▼

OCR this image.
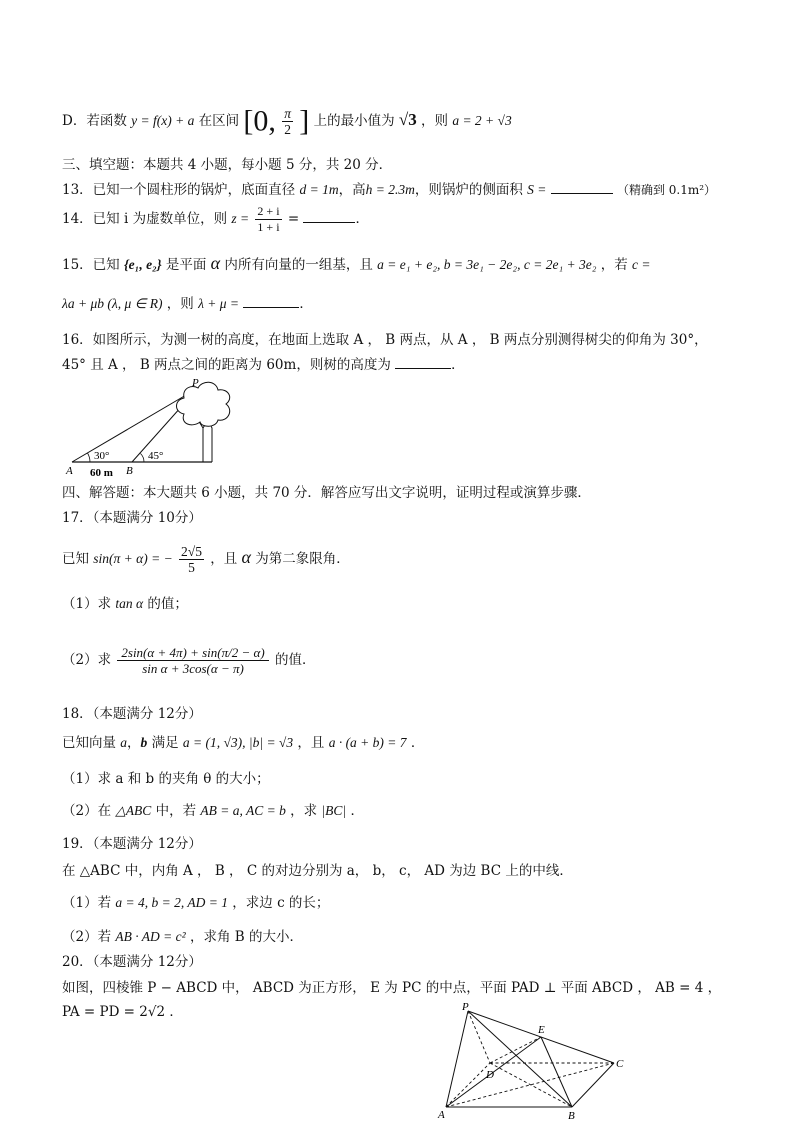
D．若函数 y = f(x) + a 在区间 [0, $\frac{\pi}{2}$ ] 上的最小值为 √3 ，则 a = 2 + √3
三、填空题：本题共 4 小题，每小题 5 分，共 20 分．
13．已知一个圆柱形的锅炉，底面直径 d = 1m，高h = 2.3m，则锅炉的侧面积 S =	（精确到 0.1m²）
14．已知 i 为虚数单位，则 $z = \frac{2 + i}{1 + i}$ =	．
15．已知 {e₁, e₂} 是平面 α 内所有向量的一组基，且 a = e₁ + e₂, b = 3e₁ − 2e₂, c = 2e₁ + 3e₂ ，若 c =
λa + μb (λ, μ ∈ R) ，则 λ + μ =	．
16．如图所示，为测一树的高度，在地面上选取 A ， B 两点，从 A ， B 两点分别测得树尖的仰角为 30°，
45° 且 A ， B 两点之间的距离为 60m，则树的高度为	．
P
A	B
30°	45°
60 m
四、解答题：本大题共 6 小题，共 70 分．解答应写出文字说明，证明过程或演算步骤．
17．（本题满分 10分）
已知 sin(π + α) = − $\frac{2√5}{5}$ ，且 α 为第二象限角．
（1）求 tan α 的值；
（2）求 $\frac{2\sin(\alpha + 4\pi) + \sin(\pi/2 - \alpha)}{\text{sin α + 3cos(α − π)}}$ 的值．
18．（本题满分 12分）
已知向量 a，b 满足 a = (1, √3), |b| = √3 ，且 a · (a + b) = 7 ．
（1）求 a 和 b 的夹角 θ 的大小；
（2）在 △ABC 中，若 AB = a, AC = b ，求 |BC| ．
19．（本题满分 12分）
在 △ABC 中，内角 A ， B ， C 的对边分别为 a， b， c， AD 为边 BC 上的中线．
（1）若 a = 4, b = 2, AD = 1 ，求边 c 的长；
（2）若 AB · AD = c² ，求角 B 的大小．
20．（本题满分 12分）
如图，四棱锥 P − ABCD 中， ABCD 为正方形， E 为 PC 的中点，平面 PAD ⊥ 平面 ABCD ， AB = 4 ，
PA = PD = 2√2 ．	P
E
C
D
A	B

▲

Problem details
Reproduce the whole listing exactly, but not the images in it.

Worked solution
OCR this image.
D．若函数 y = f(x) + a 在区间 [0, $\frac{\pi}{2}$ ] 上的最小值为 √3 ，则 a = 2 + √3
三、填空题：本题共 4 小题，每小题 5 分，共 20 分．
13．已知一个圆柱形的锅炉，底面直径 d = 1m，高h = 2.3m，则锅炉的侧面积 S =	（精确到 0.1m²）
14．已知 i 为虚数单位，则 $z = \frac{2 + i}{1 + i}$ =	．
15．已知 {e₁, e₂} 是平面 α 内所有向量的一组基，且 a = e₁ + e₂, b = 3e₁ − 2e₂, c = 2e₁ + 3e₂ ，若 c =
λa + μb (λ, μ ∈ R) ，则 λ + μ =	．
16．如图所示，为测一树的高度，在地面上选取 A ， B 两点，从 A ， B 两点分别测得树尖的仰角为 30°，
45° 且 A ， B 两点之间的距离为 60m，则树的高度为	．
P
A	B
30°	45°
60 m
四、解答题：本大题共 6 小题，共 70 分．解答应写出文字说明，证明过程或演算步骤．
17．（本题满分 10分）
已知 sin(π + α) = − $\frac{2√5}{5}$ ，且 α 为第二象限角．
（1）求 tan α 的值；
（2）求 $\frac{2\sin(\alpha + 4\pi) + \sin(\pi/2 - \alpha)}{\text{sin α + 3cos(α − π)}}$ 的值．
18．（本题满分 12分）
已知向量 a，b 满足 a = (1, √3), |b| = √3 ，且 a · (a + b) = 7 ．
（1）求 a 和 b 的夹角 θ 的大小；
（2）在 △ABC 中，若 AB = a, AC = b ，求 |BC| ．
19．（本题满分 12分）
在 △ABC 中，内角 A ， B ， C 的对边分别为 a， b， c， AD 为边 BC 上的中线．
（1）若 a = 4, b = 2, AD = 1 ，求边 c 的长；
（2）若 AB · AD = c² ，求角 B 的大小．
20．（本题满分 12分）
如图，四棱锥 P − ABCD 中， ABCD 为正方形， E 为 PC 的中点，平面 PAD ⊥ 平面 ABCD ， AB = 4 ，
PA = PD = 2√2 ．	P
E
C
D
A	B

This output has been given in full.